(Data entries)
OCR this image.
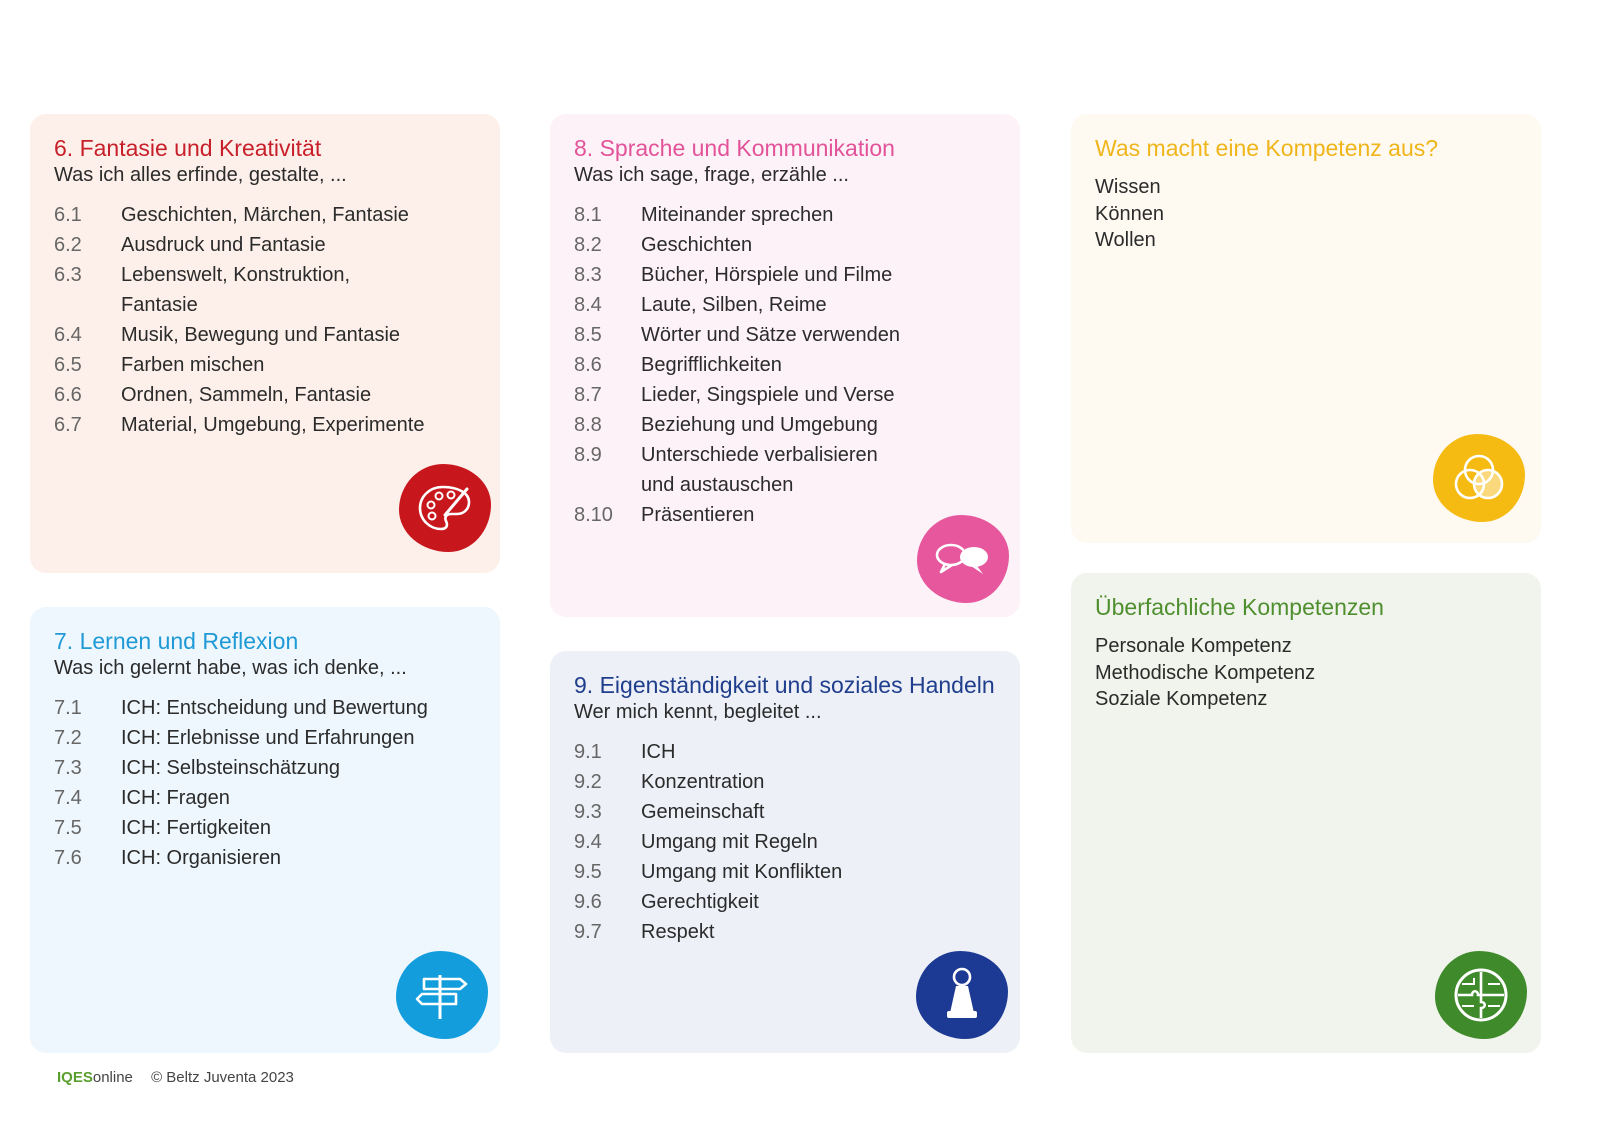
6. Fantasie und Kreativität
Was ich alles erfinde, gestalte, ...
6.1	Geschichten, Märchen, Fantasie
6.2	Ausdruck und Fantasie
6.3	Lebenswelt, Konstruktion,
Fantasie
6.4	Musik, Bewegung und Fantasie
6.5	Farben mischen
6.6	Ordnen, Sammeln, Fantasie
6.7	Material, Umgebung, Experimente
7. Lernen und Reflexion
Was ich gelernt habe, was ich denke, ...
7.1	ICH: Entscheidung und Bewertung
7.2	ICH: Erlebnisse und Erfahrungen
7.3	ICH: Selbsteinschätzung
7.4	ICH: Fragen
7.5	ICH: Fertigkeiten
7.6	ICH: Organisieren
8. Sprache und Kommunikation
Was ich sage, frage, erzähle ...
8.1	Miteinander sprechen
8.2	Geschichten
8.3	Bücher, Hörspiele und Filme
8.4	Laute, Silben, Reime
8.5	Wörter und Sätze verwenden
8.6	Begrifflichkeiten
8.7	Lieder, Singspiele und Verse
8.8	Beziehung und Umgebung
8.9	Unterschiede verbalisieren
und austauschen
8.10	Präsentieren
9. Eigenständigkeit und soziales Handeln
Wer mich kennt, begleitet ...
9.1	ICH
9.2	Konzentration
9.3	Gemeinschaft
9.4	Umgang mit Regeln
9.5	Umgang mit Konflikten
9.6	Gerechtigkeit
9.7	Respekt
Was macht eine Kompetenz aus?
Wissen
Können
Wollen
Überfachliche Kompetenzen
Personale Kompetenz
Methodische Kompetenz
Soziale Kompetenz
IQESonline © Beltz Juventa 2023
--
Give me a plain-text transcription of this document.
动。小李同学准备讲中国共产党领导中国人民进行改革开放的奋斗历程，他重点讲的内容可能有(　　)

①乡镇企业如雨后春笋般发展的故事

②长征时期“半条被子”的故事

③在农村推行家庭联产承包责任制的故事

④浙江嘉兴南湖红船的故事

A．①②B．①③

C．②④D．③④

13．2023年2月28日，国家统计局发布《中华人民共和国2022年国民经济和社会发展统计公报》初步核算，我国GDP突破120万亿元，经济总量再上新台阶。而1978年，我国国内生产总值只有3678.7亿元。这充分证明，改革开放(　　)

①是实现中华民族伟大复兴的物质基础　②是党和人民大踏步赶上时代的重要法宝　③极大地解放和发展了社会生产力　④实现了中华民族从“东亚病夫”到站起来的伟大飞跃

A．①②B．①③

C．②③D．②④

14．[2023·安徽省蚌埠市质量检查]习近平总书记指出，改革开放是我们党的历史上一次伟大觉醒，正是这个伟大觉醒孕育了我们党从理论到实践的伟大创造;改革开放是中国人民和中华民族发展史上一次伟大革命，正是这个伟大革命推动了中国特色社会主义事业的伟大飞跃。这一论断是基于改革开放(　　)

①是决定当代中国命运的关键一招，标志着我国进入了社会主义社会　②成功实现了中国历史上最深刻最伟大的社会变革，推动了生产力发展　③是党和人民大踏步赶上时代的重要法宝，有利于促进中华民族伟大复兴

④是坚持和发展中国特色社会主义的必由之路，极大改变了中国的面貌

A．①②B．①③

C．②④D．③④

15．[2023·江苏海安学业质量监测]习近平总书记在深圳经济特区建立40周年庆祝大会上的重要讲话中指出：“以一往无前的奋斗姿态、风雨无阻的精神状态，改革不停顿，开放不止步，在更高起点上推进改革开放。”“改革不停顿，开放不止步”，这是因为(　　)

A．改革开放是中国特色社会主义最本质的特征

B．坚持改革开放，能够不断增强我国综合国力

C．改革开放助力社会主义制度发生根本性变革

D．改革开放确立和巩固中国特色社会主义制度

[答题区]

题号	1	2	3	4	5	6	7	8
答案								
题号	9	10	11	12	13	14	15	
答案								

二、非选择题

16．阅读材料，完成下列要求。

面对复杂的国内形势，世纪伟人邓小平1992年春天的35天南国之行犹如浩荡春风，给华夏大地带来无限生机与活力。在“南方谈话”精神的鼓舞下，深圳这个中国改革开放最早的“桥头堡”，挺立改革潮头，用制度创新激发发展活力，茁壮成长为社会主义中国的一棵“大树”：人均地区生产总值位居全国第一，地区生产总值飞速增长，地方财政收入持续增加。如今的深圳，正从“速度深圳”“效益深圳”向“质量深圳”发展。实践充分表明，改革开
--
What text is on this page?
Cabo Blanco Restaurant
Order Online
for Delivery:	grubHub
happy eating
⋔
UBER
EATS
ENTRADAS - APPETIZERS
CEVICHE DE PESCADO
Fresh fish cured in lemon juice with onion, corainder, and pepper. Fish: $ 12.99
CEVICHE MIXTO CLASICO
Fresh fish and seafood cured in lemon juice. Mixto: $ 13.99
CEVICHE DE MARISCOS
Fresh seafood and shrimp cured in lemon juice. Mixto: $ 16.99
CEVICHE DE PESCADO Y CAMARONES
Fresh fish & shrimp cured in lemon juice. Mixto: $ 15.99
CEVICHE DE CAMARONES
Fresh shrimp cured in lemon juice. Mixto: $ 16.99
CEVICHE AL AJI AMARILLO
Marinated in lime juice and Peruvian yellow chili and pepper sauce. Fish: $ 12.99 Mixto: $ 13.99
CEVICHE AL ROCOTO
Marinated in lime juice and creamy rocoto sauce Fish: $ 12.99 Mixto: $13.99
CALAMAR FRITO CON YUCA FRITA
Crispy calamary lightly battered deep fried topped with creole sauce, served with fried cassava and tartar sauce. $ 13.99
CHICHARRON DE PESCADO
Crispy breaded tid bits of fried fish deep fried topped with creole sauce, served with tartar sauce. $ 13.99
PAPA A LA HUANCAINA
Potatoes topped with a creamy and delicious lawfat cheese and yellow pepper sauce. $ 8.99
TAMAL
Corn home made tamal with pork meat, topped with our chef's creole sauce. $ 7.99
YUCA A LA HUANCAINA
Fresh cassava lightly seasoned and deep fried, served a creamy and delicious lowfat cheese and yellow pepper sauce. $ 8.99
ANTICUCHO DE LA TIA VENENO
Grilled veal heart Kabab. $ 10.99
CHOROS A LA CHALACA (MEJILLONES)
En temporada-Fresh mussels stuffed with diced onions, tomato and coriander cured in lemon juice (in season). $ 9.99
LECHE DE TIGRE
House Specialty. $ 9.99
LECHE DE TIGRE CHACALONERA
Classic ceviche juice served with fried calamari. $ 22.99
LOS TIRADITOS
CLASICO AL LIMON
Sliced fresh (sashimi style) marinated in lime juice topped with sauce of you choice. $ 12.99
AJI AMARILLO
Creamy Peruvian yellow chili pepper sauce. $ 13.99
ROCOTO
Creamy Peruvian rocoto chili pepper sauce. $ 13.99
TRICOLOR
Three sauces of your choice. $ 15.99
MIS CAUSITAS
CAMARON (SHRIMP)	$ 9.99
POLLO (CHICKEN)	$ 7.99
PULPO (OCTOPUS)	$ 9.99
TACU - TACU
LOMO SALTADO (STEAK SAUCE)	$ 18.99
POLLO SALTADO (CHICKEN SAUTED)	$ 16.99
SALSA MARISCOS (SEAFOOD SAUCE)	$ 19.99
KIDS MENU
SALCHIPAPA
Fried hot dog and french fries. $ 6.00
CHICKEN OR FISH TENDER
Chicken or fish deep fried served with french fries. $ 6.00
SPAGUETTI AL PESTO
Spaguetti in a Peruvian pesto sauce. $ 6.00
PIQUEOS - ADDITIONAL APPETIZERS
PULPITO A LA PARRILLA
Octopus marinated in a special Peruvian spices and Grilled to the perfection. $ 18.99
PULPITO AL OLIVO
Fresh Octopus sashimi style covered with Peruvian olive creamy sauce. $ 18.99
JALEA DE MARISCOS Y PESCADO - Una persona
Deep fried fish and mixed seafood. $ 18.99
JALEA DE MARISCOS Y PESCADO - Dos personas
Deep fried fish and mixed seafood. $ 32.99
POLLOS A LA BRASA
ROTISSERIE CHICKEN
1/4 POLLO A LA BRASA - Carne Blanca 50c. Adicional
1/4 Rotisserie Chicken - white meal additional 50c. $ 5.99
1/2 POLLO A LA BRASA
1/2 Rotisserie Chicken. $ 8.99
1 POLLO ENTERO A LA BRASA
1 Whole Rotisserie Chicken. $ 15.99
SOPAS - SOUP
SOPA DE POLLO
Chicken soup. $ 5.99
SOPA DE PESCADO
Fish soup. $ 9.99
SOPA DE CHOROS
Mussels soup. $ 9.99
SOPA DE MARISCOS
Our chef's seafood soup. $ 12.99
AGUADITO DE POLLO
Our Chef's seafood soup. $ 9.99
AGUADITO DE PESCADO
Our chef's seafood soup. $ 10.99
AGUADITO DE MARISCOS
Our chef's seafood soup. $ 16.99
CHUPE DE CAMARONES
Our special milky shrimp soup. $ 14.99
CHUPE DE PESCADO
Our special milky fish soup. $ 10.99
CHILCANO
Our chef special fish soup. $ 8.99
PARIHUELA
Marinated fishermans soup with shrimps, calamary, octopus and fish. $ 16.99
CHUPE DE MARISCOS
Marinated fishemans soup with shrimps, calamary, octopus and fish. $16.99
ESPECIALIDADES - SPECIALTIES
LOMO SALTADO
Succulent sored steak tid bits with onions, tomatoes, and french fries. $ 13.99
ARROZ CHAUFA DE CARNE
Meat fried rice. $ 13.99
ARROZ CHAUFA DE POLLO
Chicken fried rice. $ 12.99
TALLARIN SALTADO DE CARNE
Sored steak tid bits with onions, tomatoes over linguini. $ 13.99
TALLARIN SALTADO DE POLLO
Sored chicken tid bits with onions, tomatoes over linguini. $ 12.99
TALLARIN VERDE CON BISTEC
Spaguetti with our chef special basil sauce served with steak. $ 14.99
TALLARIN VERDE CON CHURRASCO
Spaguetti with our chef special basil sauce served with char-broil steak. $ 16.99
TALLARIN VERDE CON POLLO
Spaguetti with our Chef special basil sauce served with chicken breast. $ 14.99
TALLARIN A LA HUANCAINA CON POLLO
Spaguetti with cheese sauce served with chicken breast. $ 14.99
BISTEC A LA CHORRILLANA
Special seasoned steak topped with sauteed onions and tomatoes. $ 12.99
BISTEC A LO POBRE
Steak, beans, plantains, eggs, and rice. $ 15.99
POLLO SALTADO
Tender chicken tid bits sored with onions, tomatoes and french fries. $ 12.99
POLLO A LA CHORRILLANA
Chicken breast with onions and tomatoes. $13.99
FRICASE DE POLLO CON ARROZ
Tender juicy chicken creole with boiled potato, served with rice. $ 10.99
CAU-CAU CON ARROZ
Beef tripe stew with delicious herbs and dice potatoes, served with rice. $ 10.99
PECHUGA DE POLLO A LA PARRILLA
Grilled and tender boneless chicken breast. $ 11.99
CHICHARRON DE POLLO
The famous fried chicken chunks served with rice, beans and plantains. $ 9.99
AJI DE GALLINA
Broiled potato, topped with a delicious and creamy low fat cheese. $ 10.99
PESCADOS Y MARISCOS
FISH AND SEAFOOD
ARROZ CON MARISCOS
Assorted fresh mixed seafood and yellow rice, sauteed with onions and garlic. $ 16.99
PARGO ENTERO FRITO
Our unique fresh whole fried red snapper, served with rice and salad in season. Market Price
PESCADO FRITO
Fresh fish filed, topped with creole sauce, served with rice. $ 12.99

__Stated exercise__
Count the lines in the records above that hold the word "CHICHARRON", and give only that number.

__Task solution__
2